_Exercise data_.

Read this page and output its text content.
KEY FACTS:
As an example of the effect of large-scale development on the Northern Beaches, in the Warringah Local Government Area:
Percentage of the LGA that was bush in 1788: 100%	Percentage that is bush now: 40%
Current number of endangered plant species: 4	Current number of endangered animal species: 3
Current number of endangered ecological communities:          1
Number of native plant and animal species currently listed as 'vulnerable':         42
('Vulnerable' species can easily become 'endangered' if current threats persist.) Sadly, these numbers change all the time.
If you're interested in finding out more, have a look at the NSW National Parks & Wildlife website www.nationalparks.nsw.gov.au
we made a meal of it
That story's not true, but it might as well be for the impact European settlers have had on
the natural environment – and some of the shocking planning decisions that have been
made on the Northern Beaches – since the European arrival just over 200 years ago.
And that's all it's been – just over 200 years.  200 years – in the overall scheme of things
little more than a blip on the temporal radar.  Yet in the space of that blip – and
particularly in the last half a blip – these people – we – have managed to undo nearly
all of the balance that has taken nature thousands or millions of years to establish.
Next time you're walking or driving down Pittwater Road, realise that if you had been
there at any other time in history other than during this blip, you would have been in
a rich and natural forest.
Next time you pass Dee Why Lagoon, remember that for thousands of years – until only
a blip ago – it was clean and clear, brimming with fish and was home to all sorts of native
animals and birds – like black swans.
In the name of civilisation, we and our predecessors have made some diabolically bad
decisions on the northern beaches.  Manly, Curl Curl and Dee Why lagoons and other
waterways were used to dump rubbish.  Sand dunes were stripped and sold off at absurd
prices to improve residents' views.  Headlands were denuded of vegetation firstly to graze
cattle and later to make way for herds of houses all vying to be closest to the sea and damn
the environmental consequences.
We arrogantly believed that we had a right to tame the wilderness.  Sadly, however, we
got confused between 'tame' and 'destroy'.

_Exercise task_. Find how many lines of the entries contain "European". Respond with the number only.

_Final result_. 2